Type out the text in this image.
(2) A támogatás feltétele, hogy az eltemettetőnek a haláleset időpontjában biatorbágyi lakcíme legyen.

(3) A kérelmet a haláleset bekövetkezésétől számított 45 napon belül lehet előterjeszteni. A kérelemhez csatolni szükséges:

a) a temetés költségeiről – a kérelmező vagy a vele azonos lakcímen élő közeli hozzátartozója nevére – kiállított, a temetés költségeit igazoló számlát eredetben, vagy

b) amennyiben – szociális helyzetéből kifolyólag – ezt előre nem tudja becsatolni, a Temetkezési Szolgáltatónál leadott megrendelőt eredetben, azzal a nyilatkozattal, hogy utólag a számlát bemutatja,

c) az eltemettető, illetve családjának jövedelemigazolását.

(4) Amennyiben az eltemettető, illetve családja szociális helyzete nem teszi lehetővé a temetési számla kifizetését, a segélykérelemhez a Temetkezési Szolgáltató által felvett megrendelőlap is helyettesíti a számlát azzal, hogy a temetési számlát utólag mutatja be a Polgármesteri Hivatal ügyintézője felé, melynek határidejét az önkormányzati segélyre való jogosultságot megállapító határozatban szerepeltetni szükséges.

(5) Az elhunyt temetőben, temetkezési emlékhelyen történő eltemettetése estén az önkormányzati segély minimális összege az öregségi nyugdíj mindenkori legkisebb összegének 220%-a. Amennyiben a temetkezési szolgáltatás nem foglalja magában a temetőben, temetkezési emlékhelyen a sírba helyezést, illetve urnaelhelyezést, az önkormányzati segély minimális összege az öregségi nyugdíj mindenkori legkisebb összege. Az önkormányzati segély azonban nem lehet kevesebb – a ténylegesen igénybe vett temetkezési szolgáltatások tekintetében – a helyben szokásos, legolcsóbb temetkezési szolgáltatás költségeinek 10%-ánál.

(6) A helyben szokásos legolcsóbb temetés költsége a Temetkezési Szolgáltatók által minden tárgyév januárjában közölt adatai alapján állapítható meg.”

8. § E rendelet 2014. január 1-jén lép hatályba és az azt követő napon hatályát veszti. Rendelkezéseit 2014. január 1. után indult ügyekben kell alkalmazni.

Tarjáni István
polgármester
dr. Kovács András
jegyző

• [The exercise]:
Write the whole listing out again. Keep every line exactly as it is.

• [Exercise response]:
Type out the text in this image.
(2) A támogatás feltétele, hogy az eltemettetőnek a haláleset időpontjában biatorbágyi lakcíme legyen.

(3) A kérelmet a haláleset bekövetkezésétől számított 45 napon belül lehet előterjeszteni. A kérelemhez csatolni szükséges:

a) a temetés költségeiről – a kérelmező vagy a vele azonos lakcímen élő közeli hozzátartozója nevére – kiállított, a temetés költségeit igazoló számlát eredetben, vagy

b) amennyiben – szociális helyzetéből kifolyólag – ezt előre nem tudja becsatolni, a Temetkezési Szolgáltatónál leadott megrendelőt eredetben, azzal a nyilatkozattal, hogy utólag a számlát bemutatja,

c) az eltemettető, illetve családjának jövedelemigazolását.

(4) Amennyiben az eltemettető, illetve családja szociális helyzete nem teszi lehetővé a temetési számla kifizetését, a segélykérelemhez a Temetkezési Szolgáltató által felvett megrendelőlap is helyettesíti a számlát azzal, hogy a temetési számlát utólag mutatja be a Polgármesteri Hivatal ügyintézője felé, melynek határidejét az önkormányzati segélyre való jogosultságot megállapító határozatban szerepeltetni szükséges.

(5) Az elhunyt temetőben, temetkezési emlékhelyen történő eltemettetése estén az önkormányzati segély minimális összege az öregségi nyugdíj mindenkori legkisebb összegének 220%-a. Amennyiben a temetkezési szolgáltatás nem foglalja magában a temetőben, temetkezési emlékhelyen a sírba helyezést, illetve urnaelhelyezést, az önkormányzati segély minimális összege az öregségi nyugdíj mindenkori legkisebb összege. Az önkormányzati segély azonban nem lehet kevesebb – a ténylegesen igénybe vett temetkezési szolgáltatások tekintetében – a helyben szokásos, legolcsóbb temetkezési szolgáltatás költségeinek 10%-ánál.

(6) A helyben szokásos legolcsóbb temetés költsége a Temetkezési Szolgáltatók által minden tárgyév januárjában közölt adatai alapján állapítható meg.”

8. § E rendelet 2014. január 1-jén lép hatályba és az azt követő napon hatályát veszti. Rendelkezéseit 2014. január 1. után indult ügyekben kell alkalmazni.

Tarjáni István
polgármester
dr. Kovács András
jegyző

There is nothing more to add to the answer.